=== SHORT EXERCISE ===
Pick out each line containing the string "atuam".

Dataset entries
* * * * * * *

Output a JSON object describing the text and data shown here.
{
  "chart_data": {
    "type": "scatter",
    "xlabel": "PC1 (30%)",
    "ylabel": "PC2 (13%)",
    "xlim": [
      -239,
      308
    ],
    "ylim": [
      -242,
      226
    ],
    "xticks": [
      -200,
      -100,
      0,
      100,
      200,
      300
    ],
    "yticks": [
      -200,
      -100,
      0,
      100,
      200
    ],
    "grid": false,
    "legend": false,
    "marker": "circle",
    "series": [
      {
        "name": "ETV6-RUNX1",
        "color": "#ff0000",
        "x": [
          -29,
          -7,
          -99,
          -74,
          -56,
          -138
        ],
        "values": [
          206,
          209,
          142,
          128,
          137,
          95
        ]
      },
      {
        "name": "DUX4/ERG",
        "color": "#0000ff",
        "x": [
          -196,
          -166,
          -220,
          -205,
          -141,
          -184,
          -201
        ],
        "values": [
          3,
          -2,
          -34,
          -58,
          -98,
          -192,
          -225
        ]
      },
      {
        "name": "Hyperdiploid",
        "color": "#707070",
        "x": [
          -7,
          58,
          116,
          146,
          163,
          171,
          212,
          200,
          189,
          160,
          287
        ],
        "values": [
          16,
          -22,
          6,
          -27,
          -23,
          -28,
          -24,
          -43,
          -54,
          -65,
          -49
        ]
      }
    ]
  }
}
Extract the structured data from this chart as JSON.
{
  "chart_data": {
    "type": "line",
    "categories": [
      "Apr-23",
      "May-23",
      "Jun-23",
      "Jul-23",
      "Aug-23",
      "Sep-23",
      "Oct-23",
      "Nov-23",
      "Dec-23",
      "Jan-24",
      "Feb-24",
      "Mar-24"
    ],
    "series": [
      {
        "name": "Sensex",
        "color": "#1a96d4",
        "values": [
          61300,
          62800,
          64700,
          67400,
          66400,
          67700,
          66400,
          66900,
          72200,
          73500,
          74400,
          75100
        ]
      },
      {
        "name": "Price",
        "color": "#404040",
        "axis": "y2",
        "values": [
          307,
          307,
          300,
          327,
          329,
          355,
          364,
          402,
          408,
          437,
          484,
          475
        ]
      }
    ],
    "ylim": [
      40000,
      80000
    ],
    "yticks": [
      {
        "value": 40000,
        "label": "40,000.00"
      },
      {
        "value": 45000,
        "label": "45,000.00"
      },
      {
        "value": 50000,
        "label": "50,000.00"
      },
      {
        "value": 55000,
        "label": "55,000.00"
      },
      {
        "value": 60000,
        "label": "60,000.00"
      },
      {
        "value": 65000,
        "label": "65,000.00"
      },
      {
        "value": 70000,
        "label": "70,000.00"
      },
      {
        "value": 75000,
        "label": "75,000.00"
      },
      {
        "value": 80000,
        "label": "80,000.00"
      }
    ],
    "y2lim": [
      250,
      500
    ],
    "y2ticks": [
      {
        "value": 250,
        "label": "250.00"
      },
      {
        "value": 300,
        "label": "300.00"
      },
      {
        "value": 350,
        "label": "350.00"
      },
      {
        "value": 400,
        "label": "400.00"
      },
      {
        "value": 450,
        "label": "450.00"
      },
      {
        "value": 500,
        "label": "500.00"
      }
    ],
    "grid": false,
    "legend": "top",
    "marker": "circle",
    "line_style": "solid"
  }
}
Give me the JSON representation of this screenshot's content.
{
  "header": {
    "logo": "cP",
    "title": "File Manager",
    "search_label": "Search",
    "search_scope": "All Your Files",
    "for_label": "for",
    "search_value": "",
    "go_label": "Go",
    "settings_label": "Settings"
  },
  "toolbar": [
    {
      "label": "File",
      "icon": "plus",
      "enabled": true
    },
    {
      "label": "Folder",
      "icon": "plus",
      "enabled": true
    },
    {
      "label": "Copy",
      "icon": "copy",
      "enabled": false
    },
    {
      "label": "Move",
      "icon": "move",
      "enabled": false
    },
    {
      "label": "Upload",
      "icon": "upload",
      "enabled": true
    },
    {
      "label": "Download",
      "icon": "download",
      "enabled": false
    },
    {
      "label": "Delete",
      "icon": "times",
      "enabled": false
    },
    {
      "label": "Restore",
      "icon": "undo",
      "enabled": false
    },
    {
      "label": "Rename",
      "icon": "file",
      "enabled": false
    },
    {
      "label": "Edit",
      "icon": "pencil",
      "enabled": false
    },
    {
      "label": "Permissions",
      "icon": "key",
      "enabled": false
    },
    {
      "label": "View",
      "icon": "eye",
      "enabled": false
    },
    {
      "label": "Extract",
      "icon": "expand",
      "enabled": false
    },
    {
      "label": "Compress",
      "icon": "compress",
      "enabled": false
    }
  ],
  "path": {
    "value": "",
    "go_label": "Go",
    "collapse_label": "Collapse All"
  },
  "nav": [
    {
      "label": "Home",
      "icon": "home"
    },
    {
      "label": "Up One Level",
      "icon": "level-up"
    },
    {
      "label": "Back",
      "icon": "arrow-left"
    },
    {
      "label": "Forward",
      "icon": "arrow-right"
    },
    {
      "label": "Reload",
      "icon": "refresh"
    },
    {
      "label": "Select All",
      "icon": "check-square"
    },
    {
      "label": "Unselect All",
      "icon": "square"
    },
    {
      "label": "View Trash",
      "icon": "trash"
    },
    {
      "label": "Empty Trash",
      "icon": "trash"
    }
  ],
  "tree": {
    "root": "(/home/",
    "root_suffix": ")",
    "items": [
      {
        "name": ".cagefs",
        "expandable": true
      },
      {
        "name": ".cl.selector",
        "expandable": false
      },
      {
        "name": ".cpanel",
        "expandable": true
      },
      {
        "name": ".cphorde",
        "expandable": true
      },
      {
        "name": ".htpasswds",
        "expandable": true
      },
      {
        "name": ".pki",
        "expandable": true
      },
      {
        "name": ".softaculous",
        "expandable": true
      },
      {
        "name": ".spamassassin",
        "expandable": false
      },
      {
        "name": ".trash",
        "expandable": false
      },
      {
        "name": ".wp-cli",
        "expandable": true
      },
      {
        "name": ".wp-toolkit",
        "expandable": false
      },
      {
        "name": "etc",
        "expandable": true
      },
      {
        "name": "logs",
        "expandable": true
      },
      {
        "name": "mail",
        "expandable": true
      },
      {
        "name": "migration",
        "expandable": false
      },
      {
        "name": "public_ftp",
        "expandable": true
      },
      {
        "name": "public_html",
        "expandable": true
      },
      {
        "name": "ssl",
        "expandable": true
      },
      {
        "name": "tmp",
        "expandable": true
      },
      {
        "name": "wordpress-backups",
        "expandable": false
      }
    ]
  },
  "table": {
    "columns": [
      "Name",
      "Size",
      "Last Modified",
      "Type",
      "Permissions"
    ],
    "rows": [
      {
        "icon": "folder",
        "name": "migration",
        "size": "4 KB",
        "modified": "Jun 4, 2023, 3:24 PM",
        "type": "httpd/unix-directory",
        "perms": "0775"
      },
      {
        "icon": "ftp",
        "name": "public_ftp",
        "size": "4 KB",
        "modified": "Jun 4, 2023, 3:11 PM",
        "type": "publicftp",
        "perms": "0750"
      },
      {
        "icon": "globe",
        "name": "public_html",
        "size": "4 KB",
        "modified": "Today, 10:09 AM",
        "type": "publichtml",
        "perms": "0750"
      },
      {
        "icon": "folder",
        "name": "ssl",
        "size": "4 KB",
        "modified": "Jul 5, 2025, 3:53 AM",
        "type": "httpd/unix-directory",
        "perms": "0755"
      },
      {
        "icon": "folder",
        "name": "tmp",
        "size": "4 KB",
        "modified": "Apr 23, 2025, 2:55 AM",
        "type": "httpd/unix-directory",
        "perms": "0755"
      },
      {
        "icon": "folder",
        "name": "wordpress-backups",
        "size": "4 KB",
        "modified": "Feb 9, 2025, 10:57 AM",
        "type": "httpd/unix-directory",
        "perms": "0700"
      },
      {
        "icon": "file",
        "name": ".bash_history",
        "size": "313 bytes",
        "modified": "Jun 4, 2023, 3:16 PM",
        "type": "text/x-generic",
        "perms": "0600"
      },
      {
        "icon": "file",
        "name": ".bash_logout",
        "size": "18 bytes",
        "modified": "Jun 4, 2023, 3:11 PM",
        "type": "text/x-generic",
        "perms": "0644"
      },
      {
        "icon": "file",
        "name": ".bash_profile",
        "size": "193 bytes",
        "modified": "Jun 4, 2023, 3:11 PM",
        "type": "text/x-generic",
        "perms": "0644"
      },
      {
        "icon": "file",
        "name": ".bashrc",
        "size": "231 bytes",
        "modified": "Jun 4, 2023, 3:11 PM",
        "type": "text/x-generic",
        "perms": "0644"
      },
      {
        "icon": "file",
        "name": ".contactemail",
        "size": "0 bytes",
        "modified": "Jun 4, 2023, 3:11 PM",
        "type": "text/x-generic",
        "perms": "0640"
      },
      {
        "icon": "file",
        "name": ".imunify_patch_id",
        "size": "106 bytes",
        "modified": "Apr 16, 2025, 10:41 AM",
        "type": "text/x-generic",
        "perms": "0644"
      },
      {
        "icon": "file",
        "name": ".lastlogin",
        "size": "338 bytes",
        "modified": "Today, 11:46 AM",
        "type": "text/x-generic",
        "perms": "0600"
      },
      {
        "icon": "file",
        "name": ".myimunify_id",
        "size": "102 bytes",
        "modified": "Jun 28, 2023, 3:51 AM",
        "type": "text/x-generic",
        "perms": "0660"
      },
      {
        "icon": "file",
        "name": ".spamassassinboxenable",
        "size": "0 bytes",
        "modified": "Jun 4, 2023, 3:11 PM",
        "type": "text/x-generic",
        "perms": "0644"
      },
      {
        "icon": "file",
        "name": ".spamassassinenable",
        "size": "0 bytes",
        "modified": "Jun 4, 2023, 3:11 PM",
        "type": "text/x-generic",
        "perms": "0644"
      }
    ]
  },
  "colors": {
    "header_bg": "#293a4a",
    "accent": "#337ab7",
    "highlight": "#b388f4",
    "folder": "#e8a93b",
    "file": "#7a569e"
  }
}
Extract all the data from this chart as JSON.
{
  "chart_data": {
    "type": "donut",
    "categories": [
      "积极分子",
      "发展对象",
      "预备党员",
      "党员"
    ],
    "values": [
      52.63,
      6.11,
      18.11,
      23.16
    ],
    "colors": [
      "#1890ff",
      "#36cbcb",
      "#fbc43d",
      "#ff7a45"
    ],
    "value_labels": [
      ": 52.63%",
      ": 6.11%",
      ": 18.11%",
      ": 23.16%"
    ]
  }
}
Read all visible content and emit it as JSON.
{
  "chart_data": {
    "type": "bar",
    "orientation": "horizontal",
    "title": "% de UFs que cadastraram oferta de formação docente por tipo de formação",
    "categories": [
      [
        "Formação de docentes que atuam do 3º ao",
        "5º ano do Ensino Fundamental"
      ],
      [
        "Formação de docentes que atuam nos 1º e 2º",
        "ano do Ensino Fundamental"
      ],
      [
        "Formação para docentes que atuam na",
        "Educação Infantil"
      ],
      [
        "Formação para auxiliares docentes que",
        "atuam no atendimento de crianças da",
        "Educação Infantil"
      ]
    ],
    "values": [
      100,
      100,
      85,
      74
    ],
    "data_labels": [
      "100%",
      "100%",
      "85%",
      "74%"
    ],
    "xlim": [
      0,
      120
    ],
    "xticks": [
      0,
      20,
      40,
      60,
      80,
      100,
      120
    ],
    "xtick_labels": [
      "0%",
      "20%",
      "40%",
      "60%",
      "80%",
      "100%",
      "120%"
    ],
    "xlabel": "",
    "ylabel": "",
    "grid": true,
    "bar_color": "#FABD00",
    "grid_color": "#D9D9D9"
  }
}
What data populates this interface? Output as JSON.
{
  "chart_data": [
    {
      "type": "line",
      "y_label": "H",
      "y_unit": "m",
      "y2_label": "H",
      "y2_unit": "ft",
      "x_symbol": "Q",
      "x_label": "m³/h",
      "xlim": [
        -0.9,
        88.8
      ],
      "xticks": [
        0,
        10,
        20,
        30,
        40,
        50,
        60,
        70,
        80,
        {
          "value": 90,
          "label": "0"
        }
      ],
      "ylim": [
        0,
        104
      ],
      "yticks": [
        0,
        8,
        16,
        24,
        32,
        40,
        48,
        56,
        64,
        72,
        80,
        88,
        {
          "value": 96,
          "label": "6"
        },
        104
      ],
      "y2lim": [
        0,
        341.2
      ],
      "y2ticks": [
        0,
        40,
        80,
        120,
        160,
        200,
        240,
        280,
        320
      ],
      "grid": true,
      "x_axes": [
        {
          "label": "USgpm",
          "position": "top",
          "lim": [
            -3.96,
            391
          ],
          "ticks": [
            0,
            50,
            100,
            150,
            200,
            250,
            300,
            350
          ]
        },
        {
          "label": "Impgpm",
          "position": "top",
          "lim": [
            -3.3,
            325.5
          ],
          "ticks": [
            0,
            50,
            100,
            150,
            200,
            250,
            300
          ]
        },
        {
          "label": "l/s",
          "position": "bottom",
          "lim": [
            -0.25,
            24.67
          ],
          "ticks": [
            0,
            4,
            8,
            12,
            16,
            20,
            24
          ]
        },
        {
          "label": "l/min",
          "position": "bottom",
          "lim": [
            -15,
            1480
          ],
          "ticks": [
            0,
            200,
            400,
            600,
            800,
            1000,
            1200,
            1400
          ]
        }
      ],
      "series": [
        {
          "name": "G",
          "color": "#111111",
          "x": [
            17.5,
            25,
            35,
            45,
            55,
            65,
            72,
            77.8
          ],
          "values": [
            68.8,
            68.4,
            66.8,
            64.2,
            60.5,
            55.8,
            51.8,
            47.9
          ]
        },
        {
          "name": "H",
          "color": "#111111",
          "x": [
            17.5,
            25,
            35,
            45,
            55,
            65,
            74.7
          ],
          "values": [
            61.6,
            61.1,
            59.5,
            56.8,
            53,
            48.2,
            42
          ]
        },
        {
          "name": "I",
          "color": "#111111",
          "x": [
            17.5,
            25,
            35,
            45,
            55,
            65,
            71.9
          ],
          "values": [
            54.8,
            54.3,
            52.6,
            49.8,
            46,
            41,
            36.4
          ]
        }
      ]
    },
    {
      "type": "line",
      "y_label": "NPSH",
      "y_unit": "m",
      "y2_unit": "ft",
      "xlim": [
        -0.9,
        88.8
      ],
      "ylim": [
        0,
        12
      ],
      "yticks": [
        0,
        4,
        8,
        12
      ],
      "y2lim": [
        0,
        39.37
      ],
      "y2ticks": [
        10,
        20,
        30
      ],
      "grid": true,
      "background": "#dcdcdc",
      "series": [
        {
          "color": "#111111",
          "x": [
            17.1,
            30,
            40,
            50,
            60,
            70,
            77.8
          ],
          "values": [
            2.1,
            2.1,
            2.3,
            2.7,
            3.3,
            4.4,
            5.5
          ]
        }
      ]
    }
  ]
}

* * * * * * *

=== RIGHT ANSWER ===
        "Formação de docentes que atuam do 3º ao",
        "Formação de docentes que atuam nos 1º e 2º",
        "Formação para docentes que atuam na",
        "atuam no atendimento de crianças da",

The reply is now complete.